**GIVEN TASK**
Wherever the string "description" shows up in a line, count that line. Give the total alone.

**RECORDS PROVIDED**
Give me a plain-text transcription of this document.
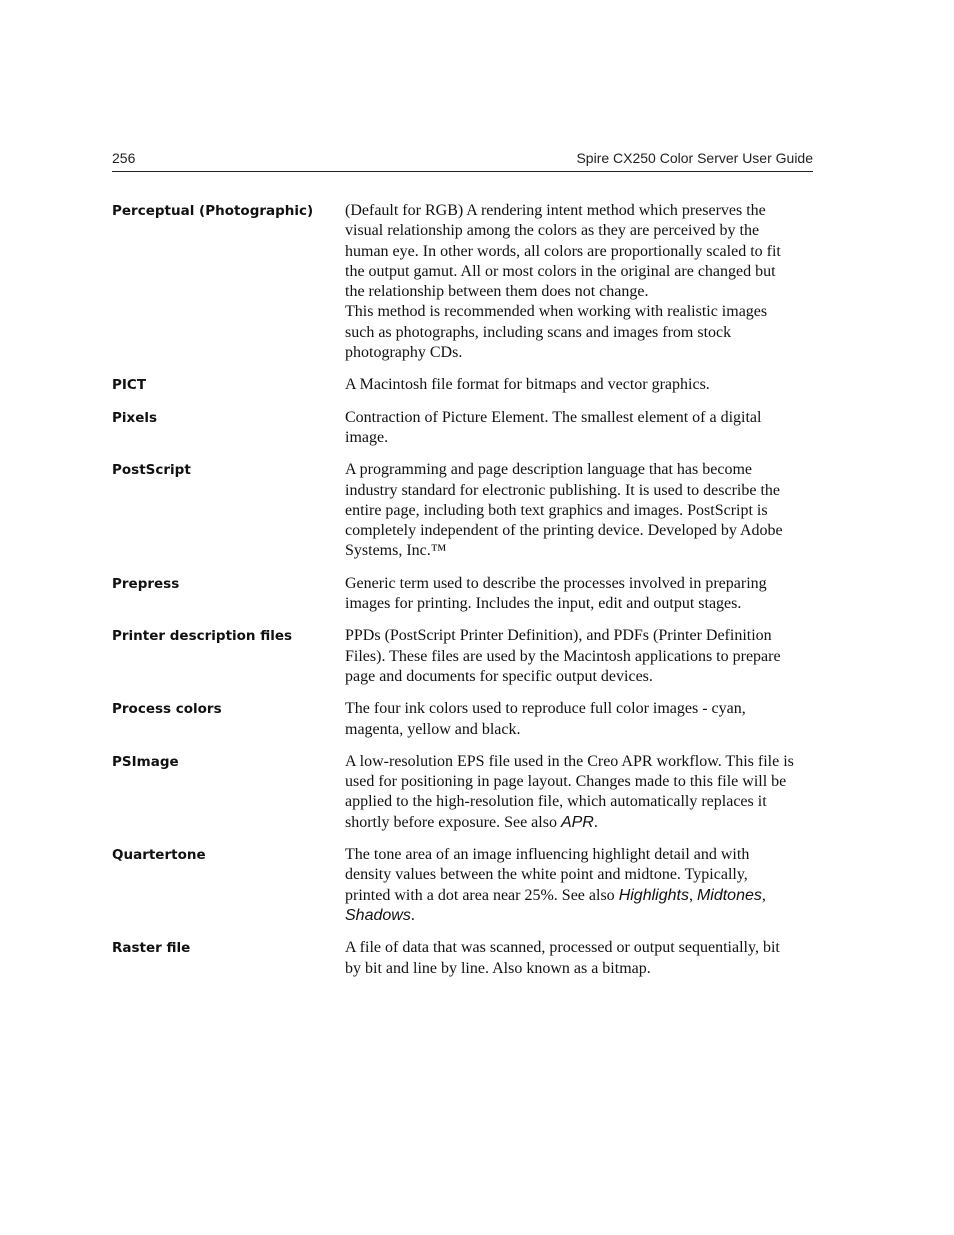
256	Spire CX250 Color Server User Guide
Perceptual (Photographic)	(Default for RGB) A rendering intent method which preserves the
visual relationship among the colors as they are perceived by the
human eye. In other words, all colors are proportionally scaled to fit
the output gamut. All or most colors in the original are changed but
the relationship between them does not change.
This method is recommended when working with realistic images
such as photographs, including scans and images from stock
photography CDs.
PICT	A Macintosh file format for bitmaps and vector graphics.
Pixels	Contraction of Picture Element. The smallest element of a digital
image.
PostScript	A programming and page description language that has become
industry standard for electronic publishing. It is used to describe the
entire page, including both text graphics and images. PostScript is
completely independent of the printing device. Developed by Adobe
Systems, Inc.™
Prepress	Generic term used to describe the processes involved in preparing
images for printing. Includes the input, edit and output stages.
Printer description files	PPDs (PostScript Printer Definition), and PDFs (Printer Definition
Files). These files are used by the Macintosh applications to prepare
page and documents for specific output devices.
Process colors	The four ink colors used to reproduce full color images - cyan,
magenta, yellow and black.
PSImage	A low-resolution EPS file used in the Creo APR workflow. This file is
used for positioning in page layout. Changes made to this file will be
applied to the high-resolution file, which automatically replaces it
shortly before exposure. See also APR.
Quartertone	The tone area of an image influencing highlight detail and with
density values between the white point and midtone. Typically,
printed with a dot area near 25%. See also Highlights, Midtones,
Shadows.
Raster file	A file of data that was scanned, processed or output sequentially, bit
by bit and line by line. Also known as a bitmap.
---
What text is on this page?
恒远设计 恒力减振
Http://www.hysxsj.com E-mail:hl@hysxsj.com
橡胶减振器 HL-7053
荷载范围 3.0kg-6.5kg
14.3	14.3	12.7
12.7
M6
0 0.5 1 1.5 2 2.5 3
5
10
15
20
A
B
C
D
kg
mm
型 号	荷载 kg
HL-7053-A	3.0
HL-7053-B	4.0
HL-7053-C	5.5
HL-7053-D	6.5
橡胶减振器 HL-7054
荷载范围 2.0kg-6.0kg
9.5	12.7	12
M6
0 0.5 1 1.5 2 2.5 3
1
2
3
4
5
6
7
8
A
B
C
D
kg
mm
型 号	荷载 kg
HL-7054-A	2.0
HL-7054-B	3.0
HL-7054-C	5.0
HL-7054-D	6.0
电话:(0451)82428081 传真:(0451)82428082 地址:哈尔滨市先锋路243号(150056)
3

**RESULT**
2